## Written instruction:
Output an exact reproduction of the data.

Data entries:
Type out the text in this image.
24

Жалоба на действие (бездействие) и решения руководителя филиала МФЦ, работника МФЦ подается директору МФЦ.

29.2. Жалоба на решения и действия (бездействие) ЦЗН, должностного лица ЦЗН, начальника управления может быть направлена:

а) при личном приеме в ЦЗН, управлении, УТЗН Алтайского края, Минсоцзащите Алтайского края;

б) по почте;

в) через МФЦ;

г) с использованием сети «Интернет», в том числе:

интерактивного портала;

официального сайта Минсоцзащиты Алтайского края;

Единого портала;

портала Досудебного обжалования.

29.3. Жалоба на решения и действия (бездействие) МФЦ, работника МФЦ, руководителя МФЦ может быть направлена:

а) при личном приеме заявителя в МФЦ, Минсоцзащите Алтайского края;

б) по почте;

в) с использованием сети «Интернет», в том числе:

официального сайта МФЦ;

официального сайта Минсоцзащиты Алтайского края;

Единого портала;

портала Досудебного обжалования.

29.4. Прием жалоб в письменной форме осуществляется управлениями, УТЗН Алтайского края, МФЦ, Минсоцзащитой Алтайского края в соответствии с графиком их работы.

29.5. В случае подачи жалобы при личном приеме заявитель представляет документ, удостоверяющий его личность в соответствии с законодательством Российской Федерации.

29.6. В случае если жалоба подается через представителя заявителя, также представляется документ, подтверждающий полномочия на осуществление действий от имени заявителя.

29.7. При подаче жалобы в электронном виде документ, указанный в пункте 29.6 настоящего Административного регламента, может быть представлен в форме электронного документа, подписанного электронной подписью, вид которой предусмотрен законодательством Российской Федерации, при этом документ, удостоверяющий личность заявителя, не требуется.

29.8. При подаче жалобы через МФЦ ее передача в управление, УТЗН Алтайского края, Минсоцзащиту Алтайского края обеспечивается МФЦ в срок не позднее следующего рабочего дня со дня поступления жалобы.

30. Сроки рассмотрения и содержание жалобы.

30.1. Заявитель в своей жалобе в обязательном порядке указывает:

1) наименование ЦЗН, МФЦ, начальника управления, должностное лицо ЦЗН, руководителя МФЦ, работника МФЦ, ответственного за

## Written answer:
Type out the text in this image.
24

Жалоба на действие (бездействие) и решения руководителя филиала МФЦ, работника МФЦ подается директору МФЦ.

29.2. Жалоба на решения и действия (бездействие) ЦЗН, должностного лица ЦЗН, начальника управления может быть направлена:

а) при личном приеме в ЦЗН, управлении, УТЗН Алтайского края, Минсоцзащите Алтайского края;

б) по почте;

в) через МФЦ;

г) с использованием сети «Интернет», в том числе:

интерактивного портала;

официального сайта Минсоцзащиты Алтайского края;

Единого портала;

портала Досудебного обжалования.

29.3. Жалоба на решения и действия (бездействие) МФЦ, работника МФЦ, руководителя МФЦ может быть направлена:

а) при личном приеме заявителя в МФЦ, Минсоцзащите Алтайского края;

б) по почте;

в) с использованием сети «Интернет», в том числе:

официального сайта МФЦ;

официального сайта Минсоцзащиты Алтайского края;

Единого портала;

портала Досудебного обжалования.

29.4. Прием жалоб в письменной форме осуществляется управлениями, УТЗН Алтайского края, МФЦ, Минсоцзащитой Алтайского края в соответствии с графиком их работы.

29.5. В случае подачи жалобы при личном приеме заявитель представляет документ, удостоверяющий его личность в соответствии с законодательством Российской Федерации.

29.6. В случае если жалоба подается через представителя заявителя, также представляется документ, подтверждающий полномочия на осуществление действий от имени заявителя.

29.7. При подаче жалобы в электронном виде документ, указанный в пункте 29.6 настоящего Административного регламента, может быть представлен в форме электронного документа, подписанного электронной подписью, вид которой предусмотрен законодательством Российской Федерации, при этом документ, удостоверяющий личность заявителя, не требуется.

29.8. При подаче жалобы через МФЦ ее передача в управление, УТЗН Алтайского края, Минсоцзащиту Алтайского края обеспечивается МФЦ в срок не позднее следующего рабочего дня со дня поступления жалобы.

30. Сроки рассмотрения и содержание жалобы.

30.1. Заявитель в своей жалобе в обязательном порядке указывает:

1) наименование ЦЗН, МФЦ, начальника управления, должностное лицо ЦЗН, руководителя МФЦ, работника МФЦ, ответственного за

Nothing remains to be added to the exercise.